Reproduce verbatim the lines of the records from the line containing "Text: GSM29717: GSM29717: [154, 207, 163, 256]" through the line containing "Bar: [466, 166, 483, 204]", including both of those lines.

** Start Records to process **

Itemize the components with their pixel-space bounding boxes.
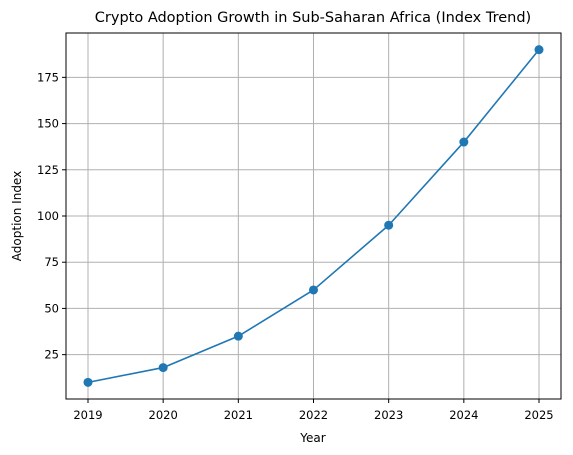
y-axis-ticks: 25 50 75 100 125 150 175 [37,70,66,362]
y-tick-label: 75 [44,255,59,269]
x-tick-label: 2025 [524,408,553,422]
data-series [83,45,544,387]
y-tick-label: 50 [44,301,59,315]
x-tick-label: 2021 [224,408,253,422]
x-tick-label: 2022 [299,408,328,422]
data-point [384,220,394,230]
y-tick-label: 100 [37,209,59,223]
y-axis-label: Adoption Index [10,171,24,261]
x-tick-label: 2023 [374,408,403,422]
x-tick-label: 2019 [73,408,102,422]
data-point [233,331,243,341]
x-axis-ticks: 2019 2020 2021 2022 2023 2024 2025 [73,399,554,422]
y-tick-label: 25 [44,348,59,362]
x-tick-label: 2024 [449,408,478,422]
x-tick-label: 2020 [149,408,178,422]
x-axis-label: Year [299,431,325,445]
y-tick-label: 150 [37,117,59,131]
data-point [158,363,168,373]
y-tick-label: 125 [37,163,59,177]
y-tick-label: 175 [37,70,59,84]
data-point [83,377,93,387]
chart-title: Crypto Adoption Growth in Sub-Saharan Af… [95,10,531,26]
data-point [534,45,544,55]
data-point [459,137,469,147]
data-point [309,285,318,295]
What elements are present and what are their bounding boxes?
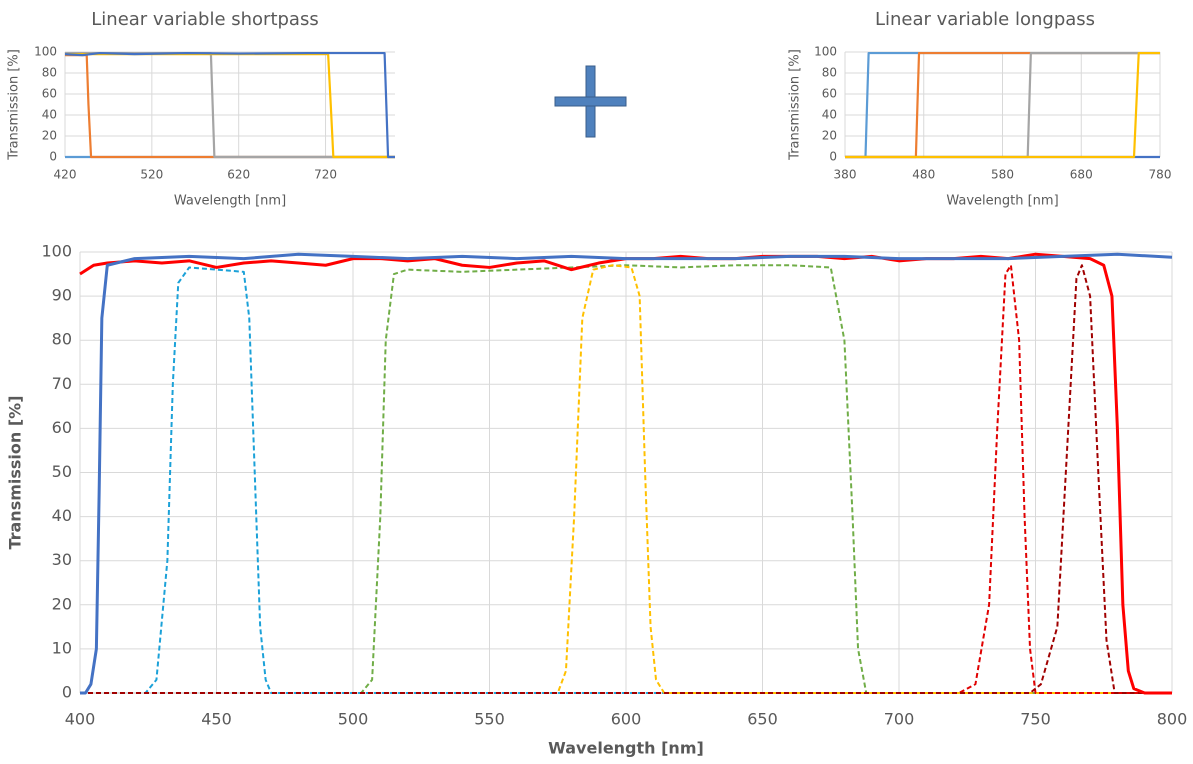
series-line [80,264,1172,694]
series-line [64,51,395,159]
series-line [65,54,395,159]
series-line [80,264,1172,694]
y-tick-label: 10 [52,638,72,657]
y-tick-label: 30 [52,550,72,569]
y-tick-label: 100 [41,242,72,261]
y-tick-label: 80 [52,330,72,349]
y-axis-label: Transmission [%] [7,49,22,161]
x-tick-label: 580 [991,168,1014,182]
series-line [79,252,1172,695]
series-line [80,266,1172,694]
y-tick-label: 40 [42,108,57,122]
series-line [65,51,395,159]
y-tick-label: 0 [62,683,72,702]
series-line [65,53,395,159]
y-tick-label: 80 [42,66,57,80]
x-tick-label: 600 [611,710,642,729]
y-tick-label: 60 [822,87,837,101]
x-tick-label: 620 [227,168,250,182]
x-tick-label: 420 [54,168,77,182]
x-tick-label: 450 [201,710,232,729]
series-line [80,252,1173,695]
y-tick-label: 0 [49,150,57,164]
x-tick-label: 500 [338,710,369,729]
chart: 0 10 20 30 40 50 60 70 80 90 100 400 450 500 550 600 650… [6,242,1188,758]
x-tick-label: 480 [912,168,935,182]
y-axis-label: Transmission [%] [788,49,803,161]
y-tick-label: 20 [822,129,837,143]
y-tick-label: 80 [822,66,837,80]
x-tick-label: 520 [140,168,163,182]
chart-title: Linear variable longpass [875,9,1095,30]
x-tick-label: 680 [1070,168,1093,182]
y-tick-label: 100 [814,45,837,59]
x-axis-label: Wavelength [nm] [946,194,1058,209]
y-tick-label: 20 [42,129,57,143]
x-tick-label: 380 [834,168,857,182]
chart: Linear variable shortpass 0 20 40 60 80 100 420… [7,9,395,209]
chart: Linear variable longpass 0 20 40 60 80 100 380 4… [788,9,1172,209]
x-axis-label: Wavelength [nm] [174,194,286,209]
x-tick-label: 800 [1157,710,1188,729]
series-line [80,264,1172,694]
x-tick-label: 400 [65,710,96,729]
x-tick-label: 700 [884,710,915,729]
y-tick-label: 50 [52,462,72,481]
y-tick-label: 70 [52,374,72,393]
x-tick-label: 750 [1020,710,1051,729]
x-tick-label: 720 [314,168,337,182]
y-tick-label: 40 [52,506,72,525]
chart-title: Linear variable shortpass [91,9,318,30]
y-tick-label: 0 [829,150,837,164]
series-line [845,51,1160,159]
y-tick-label: 60 [42,87,57,101]
y-axis-label: Transmission [%] [6,395,25,549]
y-tick-label: 20 [52,594,72,613]
y-tick-label: 60 [52,418,72,437]
y-tick-label: 100 [34,45,57,59]
y-tick-label: 40 [822,108,837,122]
plus-icon [554,65,627,138]
series-line [80,264,1172,694]
y-tick-label: 90 [52,286,72,305]
x-tick-label: 550 [474,710,505,729]
x-tick-label: 650 [747,710,778,729]
x-tick-label: 780 [1149,168,1172,182]
x-axis-label: Wavelength [nm] [548,739,704,758]
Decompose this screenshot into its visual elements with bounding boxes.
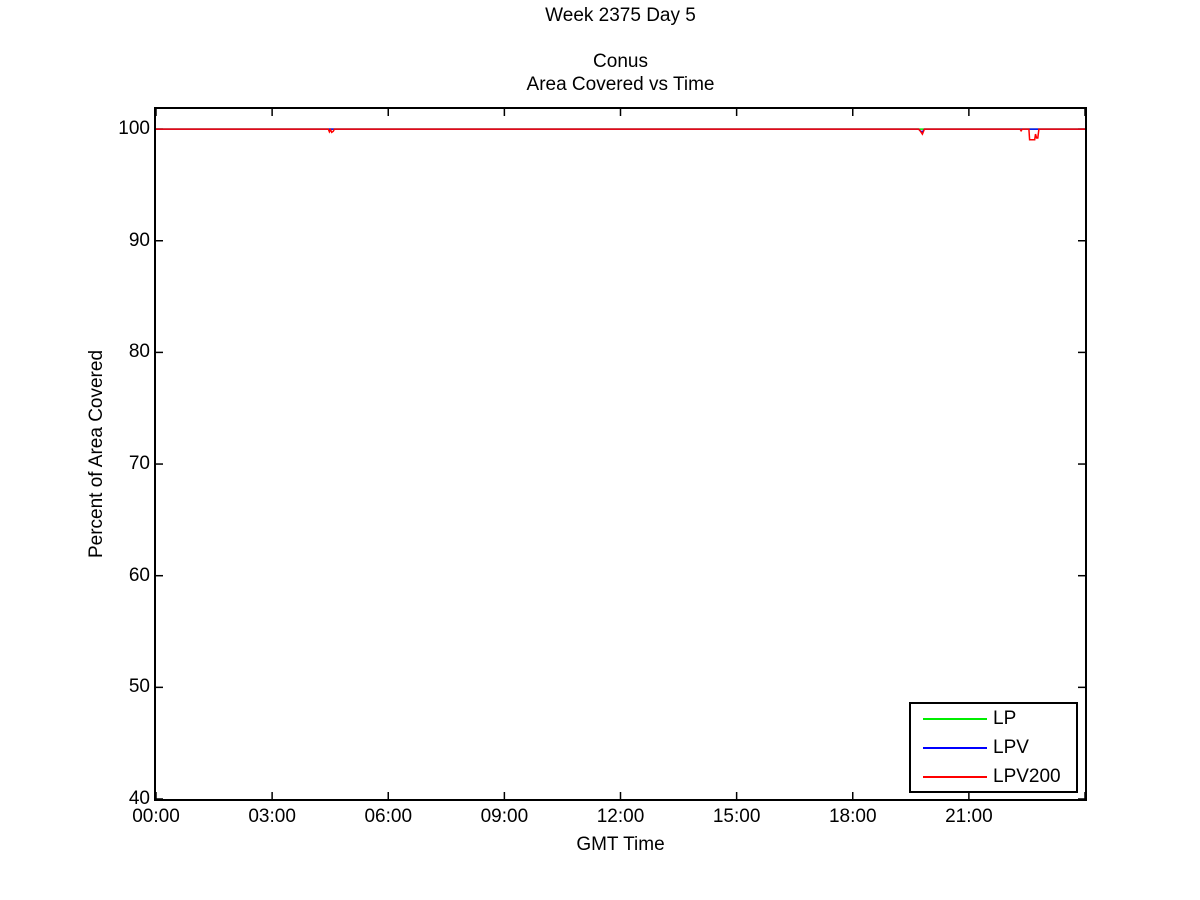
- y-tick-label: 100: [118, 118, 150, 140]
- chart-subtitle-line1: Conus: [593, 51, 648, 72]
- x-tick-label: 18:00: [828, 806, 877, 827]
- legend-label: LPV: [993, 736, 1029, 758]
- x-tick-label: 09:00: [480, 806, 529, 827]
- y-tick-label: 80: [128, 341, 150, 363]
- y-tick-label: 90: [128, 229, 150, 251]
- chart-title: Week 2375 Day 5: [545, 5, 696, 26]
- legend-line-sample: [923, 746, 987, 749]
- legend-entry-lpv200: LPV200: [911, 762, 1076, 791]
- y-tick-label: 50: [128, 676, 150, 698]
- y-tick-label: 70: [128, 453, 150, 475]
- legend-entry-lpv: LPV: [911, 733, 1076, 762]
- legend: LP LPV LPV200: [909, 702, 1078, 793]
- y-axis-label: Percent of Area Covered: [86, 349, 107, 559]
- x-tick-label: 15:00: [712, 806, 761, 827]
- plot-svg: [156, 109, 1085, 799]
- chart-subtitle-line2: Area Covered vs Time: [526, 74, 715, 95]
- x-tick-label: 03:00: [248, 806, 296, 827]
- x-tick-label: 21:00: [945, 806, 993, 827]
- legend-label: LP: [993, 707, 1017, 729]
- y-tick-label: 40: [128, 788, 150, 809]
- chart-subtitle: Conus Area Covered vs Time: [154, 50, 1087, 96]
- x-axis-label: GMT Time: [576, 834, 665, 855]
- x-tick-label: 00:00: [132, 806, 180, 827]
- legend-entry-lp: LP: [911, 704, 1076, 733]
- y-tick-label: 60: [128, 564, 150, 586]
- series-line-lpv200: [156, 127, 1085, 141]
- legend-label: LPV200: [993, 765, 1061, 787]
- plot-area: [154, 107, 1087, 801]
- x-tick-label: 06:00: [364, 806, 413, 827]
- legend-line-sample: [923, 717, 987, 720]
- x-tick-label: 12:00: [596, 806, 645, 827]
- legend-line-sample: [923, 775, 987, 778]
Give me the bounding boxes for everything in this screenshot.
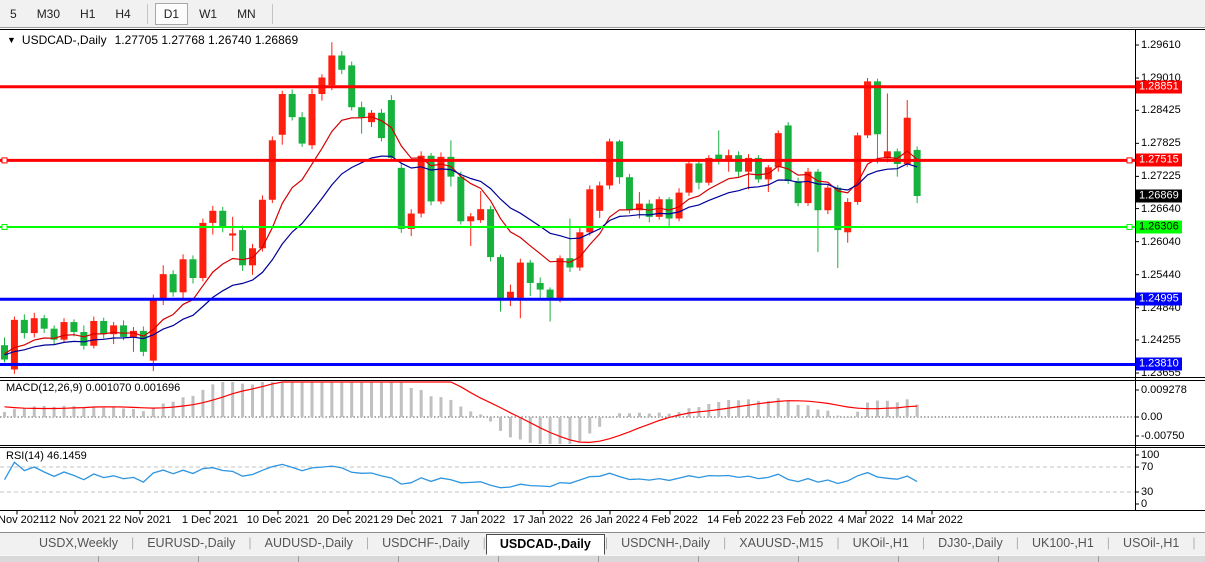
tab-separator: |	[723, 536, 727, 550]
status-strip	[0, 555, 1205, 562]
status-section-divider	[598, 556, 599, 562]
tab-separator: |	[604, 536, 609, 550]
ma-slow-line	[4, 155, 918, 356]
tab-ukoil-h1[interactable]: UKOil-,H1	[852, 536, 909, 550]
tab-separator: |	[130, 536, 135, 550]
tab-separator: |	[1015, 536, 1019, 550]
tab-usdcnh-daily[interactable]: USDCNH-,Daily	[621, 536, 711, 550]
timeframe-button-5[interactable]: 5	[10, 6, 17, 21]
timeframe-button-H1[interactable]: H1	[80, 6, 96, 21]
status-section-divider	[498, 556, 499, 562]
line-handle[interactable]	[1, 157, 8, 164]
symbol-tab-bar: USDX,Weekly | EURUSD-,Daily | AUDUSD-,Daily |…	[0, 532, 1205, 555]
status-section-divider	[898, 556, 899, 562]
tab-separator: |	[1106, 536, 1111, 550]
axis-tick-marks	[16, 44, 1139, 515]
macd-histogram	[3, 382, 919, 444]
tab-eurusd-daily[interactable]: EURUSD-,Daily	[147, 536, 236, 550]
timeframe-button-W1[interactable]: W1	[199, 6, 218, 21]
status-section-divider	[1098, 556, 1099, 562]
timeframe-button-H4[interactable]: H4	[115, 6, 131, 21]
tab-separator: |	[365, 536, 370, 550]
line-handle[interactable]	[1126, 157, 1133, 164]
status-section-divider	[798, 556, 799, 562]
tab-dj30-daily[interactable]: DJ30-,Daily	[938, 536, 1003, 550]
status-section-divider	[998, 556, 999, 562]
line-handle[interactable]	[1126, 223, 1133, 230]
tab-hk50-daily[interactable]: HK50-,Daily	[1196, 533, 1205, 555]
tab-usdchf-daily[interactable]: USDCHF-,Daily	[382, 536, 470, 550]
panel-borders	[0, 29, 1205, 511]
toolbar-separator	[271, 3, 273, 24]
tab-separator: |	[248, 536, 252, 550]
timeframe-button-D1[interactable]: D1	[154, 2, 189, 25]
tab-separator: |	[836, 536, 840, 550]
tab-usdcad-daily[interactable]: USDCAD-,Daily	[485, 534, 605, 555]
status-section-divider	[98, 556, 99, 562]
macd-signal-line	[4, 381, 918, 444]
status-section-divider	[298, 556, 299, 562]
status-section-divider	[198, 556, 199, 562]
timeframe-toolbar: 5 M30 H1 H4 D1 W1 MN	[0, 0, 1205, 28]
tab-usoil-h1[interactable]: USOil-,H1	[1123, 536, 1180, 550]
candles-layer	[1, 42, 921, 374]
tab-xauusd-m15[interactable]: XAUUSD-,M15	[739, 536, 824, 550]
rsi-line	[3, 461, 918, 489]
tab-audusd-daily[interactable]: AUDUSD-,Daily	[264, 536, 353, 550]
tab-uk100-h1[interactable]: UK100-,H1	[1031, 536, 1094, 550]
tab-usdx-weekly[interactable]: USDX,Weekly	[39, 536, 118, 550]
status-section-divider	[398, 556, 399, 562]
status-section-divider	[698, 556, 699, 562]
ma-fast-line	[4, 116, 918, 355]
timeframe-button-M30[interactable]: M30	[36, 6, 61, 21]
tab-separator: |	[1192, 536, 1196, 550]
timeframe-button-MN[interactable]: MN	[237, 6, 256, 21]
toolbar-separator	[146, 3, 148, 24]
line-handle[interactable]	[1, 223, 8, 230]
tab-separator: |	[482, 536, 486, 550]
tab-separator: |	[921, 536, 926, 550]
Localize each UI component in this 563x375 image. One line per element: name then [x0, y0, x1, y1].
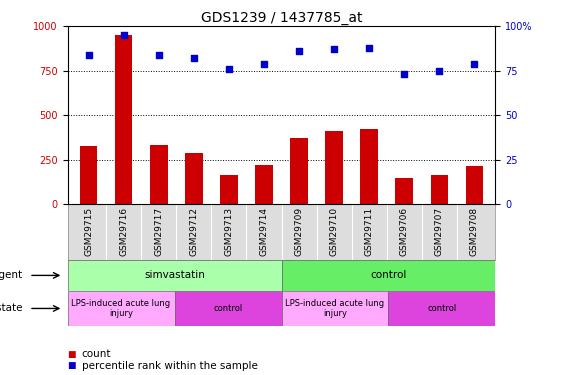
Text: GSM29717: GSM29717: [154, 207, 163, 256]
Point: [365, 45, 374, 51]
Point: [400, 71, 409, 77]
Bar: [255, 165, 272, 204]
Text: GSM29711: GSM29711: [365, 207, 374, 256]
Bar: [175, 291, 282, 326]
Bar: [325, 131, 343, 204]
Bar: [150, 146, 168, 204]
Point: [294, 48, 303, 54]
Point: [329, 46, 338, 53]
Text: GSM29716: GSM29716: [119, 207, 128, 256]
Text: ■: ■: [68, 361, 76, 370]
Text: count: count: [82, 350, 111, 359]
Bar: [80, 146, 97, 204]
Text: GSM29713: GSM29713: [225, 207, 234, 256]
Text: GSM29708: GSM29708: [470, 207, 479, 256]
Text: control: control: [370, 270, 406, 280]
Text: LPS-induced acute lung
injury: LPS-induced acute lung injury: [72, 299, 171, 318]
Text: GSM29709: GSM29709: [294, 207, 303, 256]
Text: GSM29710: GSM29710: [329, 207, 338, 256]
Text: simvastatin: simvastatin: [144, 270, 205, 280]
Title: GDS1239 / 1437785_at: GDS1239 / 1437785_at: [201, 11, 362, 25]
Bar: [466, 166, 483, 204]
Bar: [282, 260, 495, 291]
Bar: [220, 175, 238, 204]
Point: [435, 68, 444, 74]
Text: GSM29706: GSM29706: [400, 207, 409, 256]
Point: [470, 61, 479, 67]
Text: percentile rank within the sample: percentile rank within the sample: [82, 361, 257, 370]
Bar: [282, 291, 388, 326]
Text: GSM29715: GSM29715: [84, 207, 93, 256]
Text: control: control: [427, 304, 457, 313]
Text: GSM29712: GSM29712: [189, 207, 198, 256]
Text: disease state: disease state: [0, 303, 23, 313]
Bar: [360, 129, 378, 204]
Text: GSM29714: GSM29714: [260, 207, 269, 256]
Point: [84, 52, 93, 58]
Bar: [291, 138, 308, 204]
Point: [154, 52, 163, 58]
Point: [119, 32, 128, 38]
Bar: [395, 177, 413, 204]
Text: LPS-induced acute lung
injury: LPS-induced acute lung injury: [285, 299, 385, 318]
Text: agent: agent: [0, 270, 23, 280]
Bar: [68, 260, 282, 291]
Bar: [185, 153, 203, 204]
Text: ■: ■: [68, 350, 76, 359]
Bar: [388, 291, 495, 326]
Point: [260, 61, 269, 67]
Bar: [115, 35, 132, 204]
Text: GSM29707: GSM29707: [435, 207, 444, 256]
Bar: [68, 291, 175, 326]
Point: [189, 55, 198, 61]
Bar: [431, 175, 448, 204]
Text: control: control: [213, 304, 243, 313]
Point: [225, 66, 234, 72]
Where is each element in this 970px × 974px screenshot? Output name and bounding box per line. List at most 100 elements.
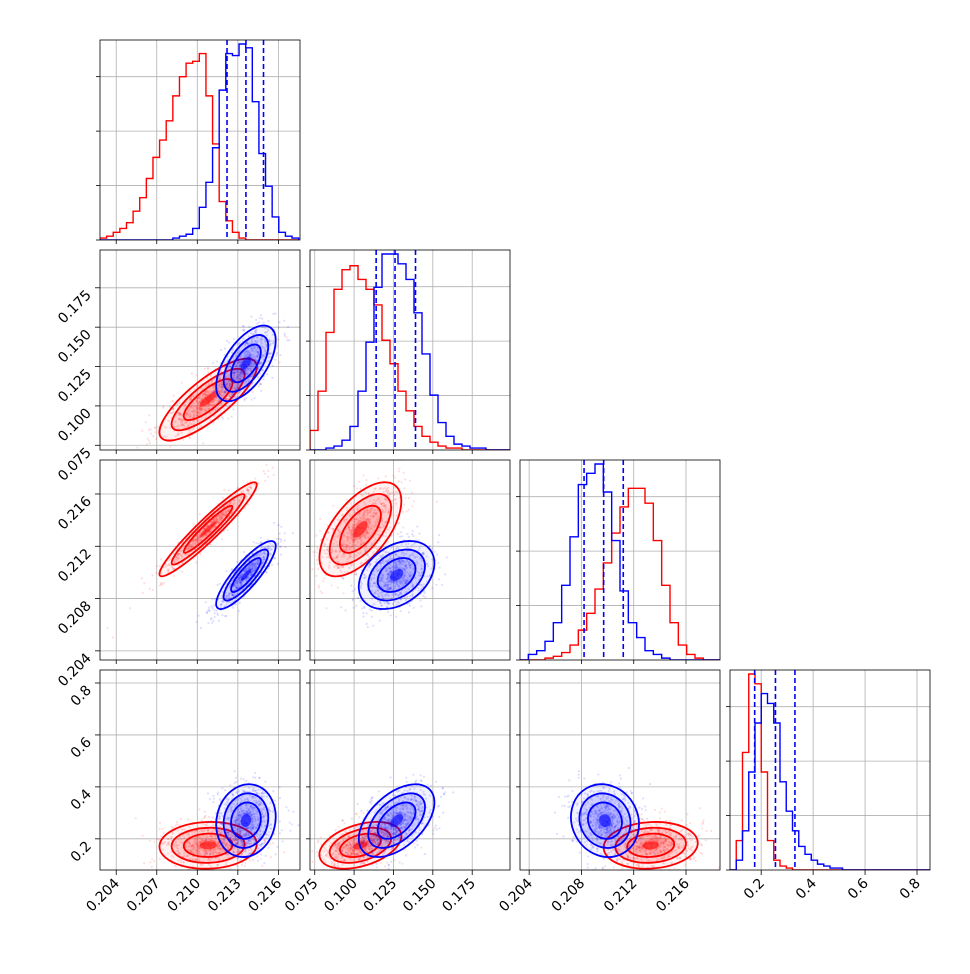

** End Records to process **

▶ _Response to this task_:
Text: GSM29717: GSM29717: [154, 207, 163, 256]
Point: [365, 45, 374, 51]
Point: [400, 71, 409, 77]
Bar: [255, 165, 272, 204]
Text: GSM29711: GSM29711: [365, 207, 374, 256]
Bar: [175, 291, 282, 326]
Bar: [325, 131, 343, 204]
Bar: [150, 146, 168, 204]
Point: [294, 48, 303, 54]
Point: [329, 46, 338, 53]
Text: GSM29716: GSM29716: [119, 207, 128, 256]
Text: ■: ■: [68, 361, 76, 370]
Text: count: count: [82, 350, 111, 359]
Bar: [80, 146, 97, 204]
Text: GSM29713: GSM29713: [225, 207, 234, 256]
Text: GSM29708: GSM29708: [470, 207, 479, 256]
Text: control: control: [370, 270, 406, 280]
Text: LPS-induced acute lung
injury: LPS-induced acute lung injury: [72, 299, 171, 318]
Text: GSM29709: GSM29709: [294, 207, 303, 256]
Text: GSM29710: GSM29710: [329, 207, 338, 256]
Text: simvastatin: simvastatin: [144, 270, 205, 280]
Title: GDS1239 / 1437785_at: GDS1239 / 1437785_at: [201, 11, 362, 25]
Bar: [466, 166, 483, 204]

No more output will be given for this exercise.